● **Information shown**:
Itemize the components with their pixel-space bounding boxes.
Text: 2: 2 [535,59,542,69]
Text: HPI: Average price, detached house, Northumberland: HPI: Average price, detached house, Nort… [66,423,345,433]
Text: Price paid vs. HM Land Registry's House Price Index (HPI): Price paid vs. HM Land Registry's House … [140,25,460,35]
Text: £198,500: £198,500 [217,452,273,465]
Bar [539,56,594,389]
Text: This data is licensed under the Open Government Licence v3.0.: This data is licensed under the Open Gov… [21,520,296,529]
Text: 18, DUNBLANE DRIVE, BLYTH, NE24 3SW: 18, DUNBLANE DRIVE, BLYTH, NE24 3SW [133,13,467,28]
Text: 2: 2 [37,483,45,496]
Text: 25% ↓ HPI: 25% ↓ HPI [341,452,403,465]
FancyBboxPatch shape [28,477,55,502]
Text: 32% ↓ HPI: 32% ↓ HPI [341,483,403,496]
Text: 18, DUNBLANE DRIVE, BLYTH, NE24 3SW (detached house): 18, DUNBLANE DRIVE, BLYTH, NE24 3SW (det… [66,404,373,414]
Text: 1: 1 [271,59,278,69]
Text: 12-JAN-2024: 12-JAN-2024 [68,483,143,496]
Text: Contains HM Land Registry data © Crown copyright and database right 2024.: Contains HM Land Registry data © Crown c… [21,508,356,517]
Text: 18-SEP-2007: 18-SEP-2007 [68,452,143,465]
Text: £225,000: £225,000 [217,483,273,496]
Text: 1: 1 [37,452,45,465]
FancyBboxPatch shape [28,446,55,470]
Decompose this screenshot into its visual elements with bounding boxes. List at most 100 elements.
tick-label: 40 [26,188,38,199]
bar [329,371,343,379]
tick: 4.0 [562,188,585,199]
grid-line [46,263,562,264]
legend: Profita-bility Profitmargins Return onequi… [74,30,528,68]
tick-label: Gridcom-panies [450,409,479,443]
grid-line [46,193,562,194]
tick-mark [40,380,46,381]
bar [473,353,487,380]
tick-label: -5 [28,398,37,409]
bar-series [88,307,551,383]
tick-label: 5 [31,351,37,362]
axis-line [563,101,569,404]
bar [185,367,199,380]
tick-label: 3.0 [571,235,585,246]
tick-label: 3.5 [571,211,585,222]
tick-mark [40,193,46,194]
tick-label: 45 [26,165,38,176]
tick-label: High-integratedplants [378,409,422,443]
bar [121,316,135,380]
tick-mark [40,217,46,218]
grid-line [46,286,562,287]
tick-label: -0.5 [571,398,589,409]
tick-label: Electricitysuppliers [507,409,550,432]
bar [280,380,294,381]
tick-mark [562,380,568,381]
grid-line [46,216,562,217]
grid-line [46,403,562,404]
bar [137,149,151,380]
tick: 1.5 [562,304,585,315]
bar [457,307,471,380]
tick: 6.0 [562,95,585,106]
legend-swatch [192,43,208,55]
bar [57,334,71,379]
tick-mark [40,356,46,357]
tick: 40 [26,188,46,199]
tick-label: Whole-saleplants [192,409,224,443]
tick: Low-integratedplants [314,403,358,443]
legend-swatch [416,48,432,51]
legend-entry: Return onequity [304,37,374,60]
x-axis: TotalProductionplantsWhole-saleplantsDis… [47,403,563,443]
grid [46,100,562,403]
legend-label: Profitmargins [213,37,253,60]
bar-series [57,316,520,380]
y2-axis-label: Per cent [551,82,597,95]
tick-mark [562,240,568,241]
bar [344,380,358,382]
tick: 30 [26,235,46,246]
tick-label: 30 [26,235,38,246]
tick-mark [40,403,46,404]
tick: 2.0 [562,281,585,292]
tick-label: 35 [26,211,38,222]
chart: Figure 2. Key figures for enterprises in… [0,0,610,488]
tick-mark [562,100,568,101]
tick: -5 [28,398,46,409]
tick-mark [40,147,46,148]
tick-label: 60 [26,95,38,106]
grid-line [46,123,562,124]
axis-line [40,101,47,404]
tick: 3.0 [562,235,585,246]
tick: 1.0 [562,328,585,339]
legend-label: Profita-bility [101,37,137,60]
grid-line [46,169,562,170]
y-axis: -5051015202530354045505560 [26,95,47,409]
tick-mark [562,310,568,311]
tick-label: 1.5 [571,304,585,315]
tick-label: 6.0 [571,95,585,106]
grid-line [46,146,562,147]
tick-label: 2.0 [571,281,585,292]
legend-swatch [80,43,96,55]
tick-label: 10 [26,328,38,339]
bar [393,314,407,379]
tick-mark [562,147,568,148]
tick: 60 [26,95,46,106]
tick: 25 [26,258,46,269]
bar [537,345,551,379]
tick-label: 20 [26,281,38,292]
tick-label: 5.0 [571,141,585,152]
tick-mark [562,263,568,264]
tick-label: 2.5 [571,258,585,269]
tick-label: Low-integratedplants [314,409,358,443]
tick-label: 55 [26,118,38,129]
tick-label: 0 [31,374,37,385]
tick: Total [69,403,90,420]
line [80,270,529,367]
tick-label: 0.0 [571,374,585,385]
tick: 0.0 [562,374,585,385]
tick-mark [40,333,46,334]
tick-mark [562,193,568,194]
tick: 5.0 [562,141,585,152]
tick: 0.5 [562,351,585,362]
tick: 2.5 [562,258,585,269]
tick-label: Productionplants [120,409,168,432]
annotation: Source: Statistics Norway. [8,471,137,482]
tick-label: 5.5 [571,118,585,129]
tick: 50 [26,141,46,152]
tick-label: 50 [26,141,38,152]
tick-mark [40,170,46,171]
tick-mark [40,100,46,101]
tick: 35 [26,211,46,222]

● **Task description**: Switch each "grid-line" in the lines above to "gridline" and reproduce all the lines, with nothing else changed.

● **Reply to the task**:
Itemize the components with their pixel-space bounding boxes.
Text: 2: 2 [535,59,542,69]
Text: HPI: Average price, detached house, Northumberland: HPI: Average price, detached house, Nort… [66,423,345,433]
Text: Price paid vs. HM Land Registry's House Price Index (HPI): Price paid vs. HM Land Registry's House … [140,25,460,35]
Text: £198,500: £198,500 [217,452,273,465]
Bar [539,56,594,389]
Text: This data is licensed under the Open Government Licence v3.0.: This data is licensed under the Open Gov… [21,520,296,529]
Text: 18, DUNBLANE DRIVE, BLYTH, NE24 3SW: 18, DUNBLANE DRIVE, BLYTH, NE24 3SW [133,13,467,28]
Text: 2: 2 [37,483,45,496]
Text: 25% ↓ HPI: 25% ↓ HPI [341,452,403,465]
FancyBboxPatch shape [28,477,55,502]
Text: 32% ↓ HPI: 32% ↓ HPI [341,483,403,496]
Text: 18, DUNBLANE DRIVE, BLYTH, NE24 3SW (detached house): 18, DUNBLANE DRIVE, BLYTH, NE24 3SW (det… [66,404,373,414]
Text: 1: 1 [271,59,278,69]
Text: 12-JAN-2024: 12-JAN-2024 [68,483,143,496]
Text: Contains HM Land Registry data © Crown copyright and database right 2024.: Contains HM Land Registry data © Crown c… [21,508,356,517]
Text: 18-SEP-2007: 18-SEP-2007 [68,452,143,465]
Text: £225,000: £225,000 [217,483,273,496]
Text: 1: 1 [37,452,45,465]
FancyBboxPatch shape [28,446,55,470]
Decompose this screenshot into its visual elements with bounding boxes. List at most 100 elements.
tick-label: 40 [26,188,38,199]
bar [329,371,343,379]
tick: 4.0 [562,188,585,199]
gridline [46,263,562,264]
legend: Profita-bility Profitmargins Return onequi… [74,30,528,68]
tick-label: Gridcom-panies [450,409,479,443]
gridline [46,193,562,194]
tick-mark [40,380,46,381]
bar [473,353,487,380]
tick-label: -5 [28,398,37,409]
bar-series [88,307,551,383]
tick-label: 5 [31,351,37,362]
axis-line [563,101,569,404]
bar [185,367,199,380]
tick-label: 3.0 [571,235,585,246]
tick-label: 3.5 [571,211,585,222]
tick-mark [40,193,46,194]
tick-label: 45 [26,165,38,176]
tick-label: High-integratedplants [378,409,422,443]
bar [121,316,135,380]
tick-mark [40,217,46,218]
gridline [46,286,562,287]
tick-label: -0.5 [571,398,589,409]
tick-label: Electricitysuppliers [507,409,550,432]
bar [280,380,294,381]
tick-mark [562,380,568,381]
gridline [46,216,562,217]
gridline [46,403,562,404]
bar [137,149,151,380]
tick: 1.5 [562,304,585,315]
bar [457,307,471,380]
tick: 6.0 [562,95,585,106]
legend-swatch [192,43,208,55]
bar [57,334,71,379]
tick-mark [40,356,46,357]
tick: 40 [26,188,46,199]
tick-label: Whole-saleplants [192,409,224,443]
tick: Low-integratedplants [314,403,358,443]
legend-swatch [416,48,432,51]
legend-entry: Return onequity [304,37,374,60]
x-axis: TotalProductionplantsWhole-saleplantsDis… [47,403,563,443]
grid [46,100,562,403]
legend-label: Profitmargins [213,37,253,60]
bar-series [57,316,520,380]
y2-axis-label: Per cent [551,82,597,95]
tick-mark [562,240,568,241]
bar [344,380,358,382]
tick: 30 [26,235,46,246]
tick-label: 30 [26,235,38,246]
tick-mark [40,403,46,404]
tick: 2.0 [562,281,585,292]
tick-label: 35 [26,211,38,222]
chart: Figure 2. Key figures for enterprises in… [0,0,610,488]
tick-mark [562,100,568,101]
tick: -5 [28,398,46,409]
tick-mark [40,147,46,148]
tick-label: 60 [26,95,38,106]
gridline [46,123,562,124]
axis-line [40,101,47,404]
tick: 3.0 [562,235,585,246]
tick: 1.0 [562,328,585,339]
legend-label: Profita-bility [101,37,137,60]
gridline [46,169,562,170]
y-axis: -5051015202530354045505560 [26,95,47,409]
tick-mark [562,310,568,311]
tick-label: 1.5 [571,304,585,315]
tick-label: 6.0 [571,95,585,106]
gridline [46,146,562,147]
tick-label: 2.0 [571,281,585,292]
legend-swatch [80,43,96,55]
tick-label: 10 [26,328,38,339]
bar [393,314,407,379]
tick-mark [562,147,568,148]
tick: 60 [26,95,46,106]
tick: 25 [26,258,46,269]
bar [537,345,551,379]
tick-label: 20 [26,281,38,292]
tick-label: 5.0 [571,141,585,152]
tick-mark [562,263,568,264]
tick-label: 2.5 [571,258,585,269]
tick-label: Low-integratedplants [314,409,358,443]
tick-label: 55 [26,118,38,129]
tick-label: 0 [31,374,37,385]
tick: Total [69,403,90,420]
line [80,270,529,367]
tick-label: 0.0 [571,374,585,385]
tick: 0.0 [562,374,585,385]
tick-mark [40,333,46,334]
tick-mark [562,193,568,194]
tick: 5.0 [562,141,585,152]
tick: 0.5 [562,351,585,362]
tick: 2.5 [562,258,585,269]
tick-label: Productionplants [120,409,168,432]
annotation: Source: Statistics Norway. [8,471,137,482]
tick-label: 5.5 [571,118,585,129]
tick: 50 [26,141,46,152]
tick-label: 50 [26,141,38,152]
tick-mark [40,170,46,171]
tick-mark [40,100,46,101]
tick: 35 [26,211,46,222]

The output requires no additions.